+++ Available data
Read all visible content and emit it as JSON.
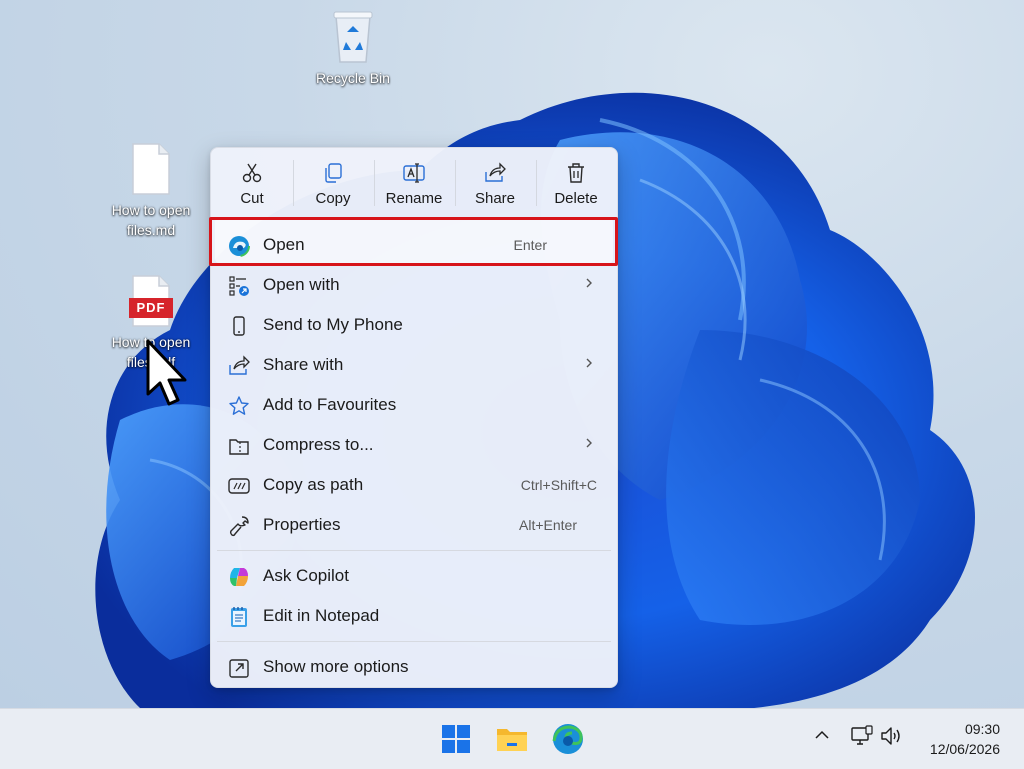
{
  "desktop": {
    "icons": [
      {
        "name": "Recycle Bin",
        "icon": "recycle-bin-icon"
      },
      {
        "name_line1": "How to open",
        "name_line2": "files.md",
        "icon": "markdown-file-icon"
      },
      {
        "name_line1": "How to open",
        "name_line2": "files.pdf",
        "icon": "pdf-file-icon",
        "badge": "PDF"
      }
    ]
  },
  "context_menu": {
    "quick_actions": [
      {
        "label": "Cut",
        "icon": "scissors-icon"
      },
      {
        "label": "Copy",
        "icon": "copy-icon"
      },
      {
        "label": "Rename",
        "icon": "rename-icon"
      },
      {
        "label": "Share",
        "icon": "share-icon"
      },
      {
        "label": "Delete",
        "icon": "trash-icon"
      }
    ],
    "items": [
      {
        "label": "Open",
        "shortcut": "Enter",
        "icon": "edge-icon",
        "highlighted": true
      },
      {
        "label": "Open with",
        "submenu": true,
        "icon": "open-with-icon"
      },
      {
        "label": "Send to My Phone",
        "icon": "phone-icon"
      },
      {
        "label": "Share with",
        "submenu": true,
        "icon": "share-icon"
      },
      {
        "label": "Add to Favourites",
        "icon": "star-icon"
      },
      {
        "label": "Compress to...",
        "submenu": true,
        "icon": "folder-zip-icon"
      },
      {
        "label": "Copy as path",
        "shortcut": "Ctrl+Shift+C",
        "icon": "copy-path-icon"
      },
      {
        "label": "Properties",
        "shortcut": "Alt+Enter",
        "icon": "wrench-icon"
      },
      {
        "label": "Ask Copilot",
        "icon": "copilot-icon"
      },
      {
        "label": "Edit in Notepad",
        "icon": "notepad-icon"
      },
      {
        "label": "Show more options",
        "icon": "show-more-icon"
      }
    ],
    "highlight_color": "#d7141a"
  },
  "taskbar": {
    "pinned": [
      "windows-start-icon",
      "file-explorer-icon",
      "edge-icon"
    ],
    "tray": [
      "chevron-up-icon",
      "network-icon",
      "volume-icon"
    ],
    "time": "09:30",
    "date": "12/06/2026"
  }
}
++++++
+++ Available data
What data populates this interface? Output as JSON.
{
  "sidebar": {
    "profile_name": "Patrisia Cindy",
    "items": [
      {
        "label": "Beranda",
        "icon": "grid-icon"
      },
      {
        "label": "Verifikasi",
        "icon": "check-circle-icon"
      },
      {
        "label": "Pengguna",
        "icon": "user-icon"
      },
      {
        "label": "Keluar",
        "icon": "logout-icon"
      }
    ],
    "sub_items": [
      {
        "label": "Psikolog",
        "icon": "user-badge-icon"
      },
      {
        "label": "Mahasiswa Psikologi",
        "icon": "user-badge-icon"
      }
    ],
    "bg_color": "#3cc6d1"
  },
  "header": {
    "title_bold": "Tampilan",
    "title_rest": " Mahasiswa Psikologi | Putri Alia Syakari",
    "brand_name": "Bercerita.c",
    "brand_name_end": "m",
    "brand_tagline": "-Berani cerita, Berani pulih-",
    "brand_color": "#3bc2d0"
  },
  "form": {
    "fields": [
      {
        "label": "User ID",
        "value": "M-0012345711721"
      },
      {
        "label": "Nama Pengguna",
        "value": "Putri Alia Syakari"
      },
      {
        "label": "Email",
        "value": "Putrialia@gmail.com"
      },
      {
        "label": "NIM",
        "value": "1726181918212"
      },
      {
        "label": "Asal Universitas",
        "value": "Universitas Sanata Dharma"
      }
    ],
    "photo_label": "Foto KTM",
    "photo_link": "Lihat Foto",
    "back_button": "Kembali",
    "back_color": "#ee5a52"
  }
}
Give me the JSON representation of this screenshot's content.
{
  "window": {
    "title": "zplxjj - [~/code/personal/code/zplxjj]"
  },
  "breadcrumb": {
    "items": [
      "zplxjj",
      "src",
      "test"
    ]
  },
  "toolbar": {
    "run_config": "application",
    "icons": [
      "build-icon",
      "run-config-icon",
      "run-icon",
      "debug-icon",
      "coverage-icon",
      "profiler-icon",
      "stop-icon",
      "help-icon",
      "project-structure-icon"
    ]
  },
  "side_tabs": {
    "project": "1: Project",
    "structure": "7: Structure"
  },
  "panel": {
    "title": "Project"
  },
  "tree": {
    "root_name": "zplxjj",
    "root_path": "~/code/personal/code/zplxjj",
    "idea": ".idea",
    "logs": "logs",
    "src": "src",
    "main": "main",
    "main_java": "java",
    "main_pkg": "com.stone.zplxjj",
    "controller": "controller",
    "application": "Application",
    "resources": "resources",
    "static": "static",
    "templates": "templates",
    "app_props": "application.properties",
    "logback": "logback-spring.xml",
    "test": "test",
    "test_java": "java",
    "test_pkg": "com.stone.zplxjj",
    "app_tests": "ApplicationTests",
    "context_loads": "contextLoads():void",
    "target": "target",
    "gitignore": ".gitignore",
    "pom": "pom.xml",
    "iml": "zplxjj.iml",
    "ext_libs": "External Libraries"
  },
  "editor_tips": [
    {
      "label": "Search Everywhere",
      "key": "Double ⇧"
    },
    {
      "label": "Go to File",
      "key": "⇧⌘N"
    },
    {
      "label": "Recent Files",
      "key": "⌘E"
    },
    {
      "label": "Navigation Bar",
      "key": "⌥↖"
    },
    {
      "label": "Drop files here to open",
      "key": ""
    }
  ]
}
++++++
▸ **Goal of the exercise**: Copy each line of the listing that contains the string "stone".

▸ **The output**:
    "main_pkg": "com.stone.zplxjj",
    "test_pkg": "com.stone.zplxjj",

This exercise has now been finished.